== Requirements ==
Below are some records; reproduce every one of them exactly.

== Data to process ==
☆ ☆ ☆ ☆

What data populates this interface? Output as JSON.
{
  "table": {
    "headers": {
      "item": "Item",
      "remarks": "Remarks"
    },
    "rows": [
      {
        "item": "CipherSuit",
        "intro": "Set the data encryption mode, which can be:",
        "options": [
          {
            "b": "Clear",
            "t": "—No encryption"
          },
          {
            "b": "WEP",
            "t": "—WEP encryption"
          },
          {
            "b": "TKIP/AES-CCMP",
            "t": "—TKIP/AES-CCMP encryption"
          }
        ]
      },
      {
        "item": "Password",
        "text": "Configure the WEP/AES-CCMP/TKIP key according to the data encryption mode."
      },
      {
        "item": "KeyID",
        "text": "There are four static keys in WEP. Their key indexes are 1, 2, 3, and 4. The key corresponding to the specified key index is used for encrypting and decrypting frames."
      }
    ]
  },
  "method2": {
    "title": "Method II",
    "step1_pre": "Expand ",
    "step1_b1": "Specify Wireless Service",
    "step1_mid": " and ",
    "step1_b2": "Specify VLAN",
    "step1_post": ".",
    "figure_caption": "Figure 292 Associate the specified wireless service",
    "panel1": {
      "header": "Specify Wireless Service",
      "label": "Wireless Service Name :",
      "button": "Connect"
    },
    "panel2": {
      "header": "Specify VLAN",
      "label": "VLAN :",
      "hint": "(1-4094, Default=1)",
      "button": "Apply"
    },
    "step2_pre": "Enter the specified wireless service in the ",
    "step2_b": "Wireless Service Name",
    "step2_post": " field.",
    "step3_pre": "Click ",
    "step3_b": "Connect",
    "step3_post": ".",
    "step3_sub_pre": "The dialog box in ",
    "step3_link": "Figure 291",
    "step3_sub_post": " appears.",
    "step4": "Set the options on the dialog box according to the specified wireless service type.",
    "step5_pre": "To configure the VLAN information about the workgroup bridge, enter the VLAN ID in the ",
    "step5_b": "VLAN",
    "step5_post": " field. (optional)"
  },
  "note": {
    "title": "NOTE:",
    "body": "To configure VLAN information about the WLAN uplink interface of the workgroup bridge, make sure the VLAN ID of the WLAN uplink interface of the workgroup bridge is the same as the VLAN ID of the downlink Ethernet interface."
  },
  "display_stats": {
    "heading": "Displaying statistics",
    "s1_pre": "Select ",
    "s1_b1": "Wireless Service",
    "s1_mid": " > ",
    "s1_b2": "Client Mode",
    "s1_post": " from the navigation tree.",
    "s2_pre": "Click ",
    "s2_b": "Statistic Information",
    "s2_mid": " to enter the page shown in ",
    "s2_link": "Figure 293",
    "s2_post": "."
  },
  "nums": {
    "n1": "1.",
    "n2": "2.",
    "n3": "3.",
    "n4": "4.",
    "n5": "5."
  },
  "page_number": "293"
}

☆ ☆ ☆ ☆

== Output for this task ==
What data populates this interface? Output as JSON.
{
  "table": {
    "headers": {
      "item": "Item",
      "remarks": "Remarks"
    },
    "rows": [
      {
        "item": "CipherSuit",
        "intro": "Set the data encryption mode, which can be:",
        "options": [
          {
            "b": "Clear",
            "t": "—No encryption"
          },
          {
            "b": "WEP",
            "t": "—WEP encryption"
          },
          {
            "b": "TKIP/AES-CCMP",
            "t": "—TKIP/AES-CCMP encryption"
          }
        ]
      },
      {
        "item": "Password",
        "text": "Configure the WEP/AES-CCMP/TKIP key according to the data encryption mode."
      },
      {
        "item": "KeyID",
        "text": "There are four static keys in WEP. Their key indexes are 1, 2, 3, and 4. The key corresponding to the specified key index is used for encrypting and decrypting frames."
      }
    ]
  },
  "method2": {
    "title": "Method II",
    "step1_pre": "Expand ",
    "step1_b1": "Specify Wireless Service",
    "step1_mid": " and ",
    "step1_b2": "Specify VLAN",
    "step1_post": ".",
    "figure_caption": "Figure 292 Associate the specified wireless service",
    "panel1": {
      "header": "Specify Wireless Service",
      "label": "Wireless Service Name :",
      "button": "Connect"
    },
    "panel2": {
      "header": "Specify VLAN",
      "label": "VLAN :",
      "hint": "(1-4094, Default=1)",
      "button": "Apply"
    },
    "step2_pre": "Enter the specified wireless service in the ",
    "step2_b": "Wireless Service Name",
    "step2_post": " field.",
    "step3_pre": "Click ",
    "step3_b": "Connect",
    "step3_post": ".",
    "step3_sub_pre": "The dialog box in ",
    "step3_link": "Figure 291",
    "step3_sub_post": " appears.",
    "step4": "Set the options on the dialog box according to the specified wireless service type.",
    "step5_pre": "To configure the VLAN information about the workgroup bridge, enter the VLAN ID in the ",
    "step5_b": "VLAN",
    "step5_post": " field. (optional)"
  },
  "note": {
    "title": "NOTE:",
    "body": "To configure VLAN information about the WLAN uplink interface of the workgroup bridge, make sure the VLAN ID of the WLAN uplink interface of the workgroup bridge is the same as the VLAN ID of the downlink Ethernet interface."
  },
  "display_stats": {
    "heading": "Displaying statistics",
    "s1_pre": "Select ",
    "s1_b1": "Wireless Service",
    "s1_mid": " > ",
    "s1_b2": "Client Mode",
    "s1_post": " from the navigation tree.",
    "s2_pre": "Click ",
    "s2_b": "Statistic Information",
    "s2_mid": " to enter the page shown in ",
    "s2_link": "Figure 293",
    "s2_post": "."
  },
  "nums": {
    "n1": "1.",
    "n2": "2.",
    "n3": "3.",
    "n4": "4.",
    "n5": "5."
  },
  "page_number": "293"
}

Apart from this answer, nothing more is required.